Task prompt ▸
Write out all the entries word for word and omit any pictures.

[Extracted records]
----

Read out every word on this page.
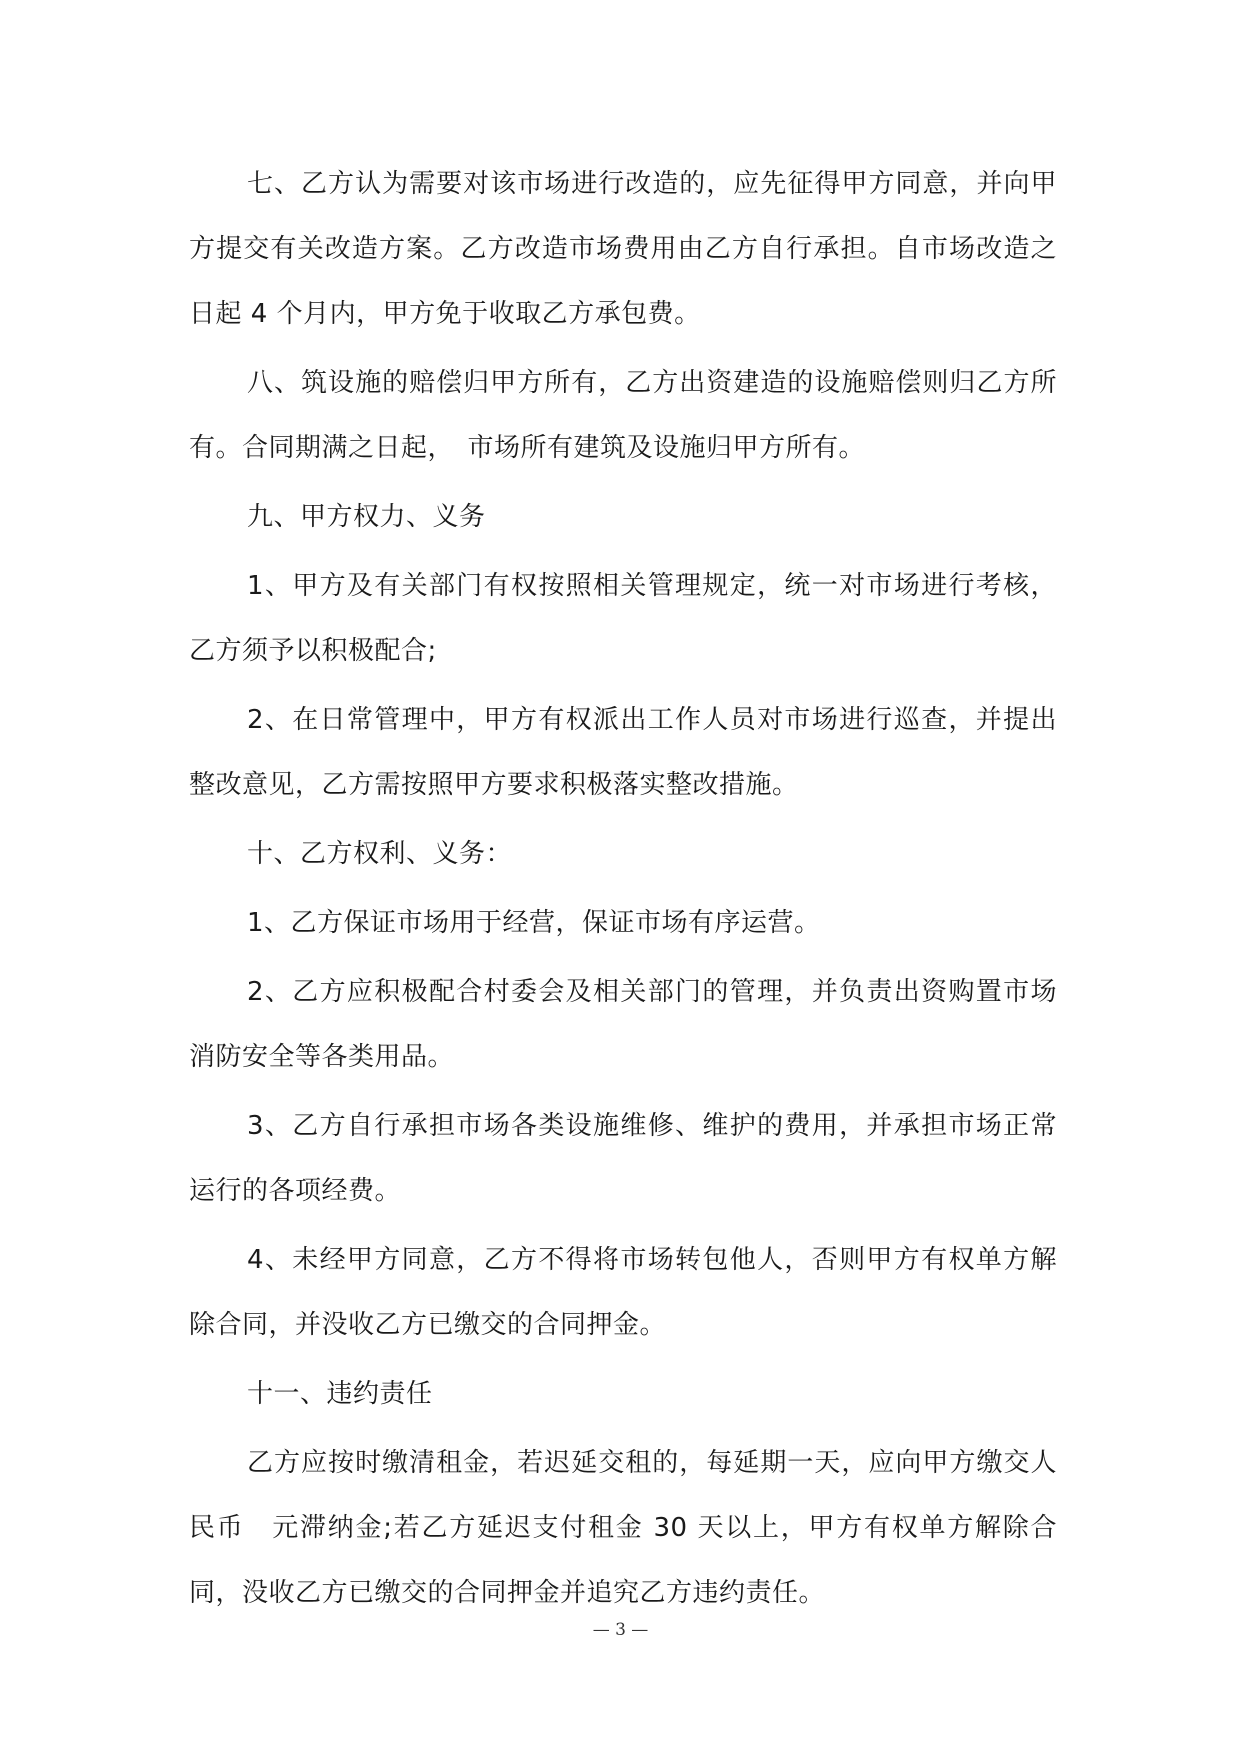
七、乙方认为需要对该市场进行改造的，应先征得甲方同意，并向甲方提交有关改造方案。乙方改造市场费用由乙方自行承担。自市场改造之日起 4 个月内，甲方免于收取乙方承包费。

八、筑设施的赔偿归甲方所有，乙方出资建造的设施赔偿则归乙方所有。合同期满之日起，　市场所有建筑及设施归甲方所有。

九、甲方权力、义务

1、甲方及有关部门有权按照相关管理规定，统一对市场进行考核，乙方须予以积极配合;

2、在日常管理中，甲方有权派出工作人员对市场进行巡查，并提出整改意见，乙方需按照甲方要求积极落实整改措施。

十、乙方权利、义务：

1、乙方保证市场用于经营，保证市场有序运营。

2、乙方应积极配合村委会及相关部门的管理，并负责出资购置市场消防安全等各类用品。

3、乙方自行承担市场各类设施维修、维护的费用，并承担市场正常运行的各项经费。

4、未经甲方同意，乙方不得将市场转包他人，否则甲方有权单方解除合同，并没收乙方已缴交的合同押金。

十一、违约责任

乙方应按时缴清租金，若迟延交租的，每延期一天，应向甲方缴交人民币　元滞纳金;若乙方延迟支付租金 30 天以上，甲方有权单方解除合同，没收乙方已缴交的合同押金并追究乙方违约责任。

— 3 —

----

Exercise response ▸
Read out every word on this page.
七、乙方认为需要对该市场进行改造的，应先征得甲方同意，并向甲方提交有关改造方案。乙方改造市场费用由乙方自行承担。自市场改造之日起 4 个月内，甲方免于收取乙方承包费。

八、筑设施的赔偿归甲方所有，乙方出资建造的设施赔偿则归乙方所有。合同期满之日起，　市场所有建筑及设施归甲方所有。

九、甲方权力、义务

1、甲方及有关部门有权按照相关管理规定，统一对市场进行考核，乙方须予以积极配合;

2、在日常管理中，甲方有权派出工作人员对市场进行巡查，并提出整改意见，乙方需按照甲方要求积极落实整改措施。

十、乙方权利、义务：

1、乙方保证市场用于经营，保证市场有序运营。

2、乙方应积极配合村委会及相关部门的管理，并负责出资购置市场消防安全等各类用品。

3、乙方自行承担市场各类设施维修、维护的费用，并承担市场正常运行的各项经费。

4、未经甲方同意，乙方不得将市场转包他人，否则甲方有权单方解除合同，并没收乙方已缴交的合同押金。

十一、违约责任

乙方应按时缴清租金，若迟延交租的，每延期一天，应向甲方缴交人民币　元滞纳金;若乙方延迟支付租金 30 天以上，甲方有权单方解除合同，没收乙方已缴交的合同押金并追究乙方违约责任。

— 3 —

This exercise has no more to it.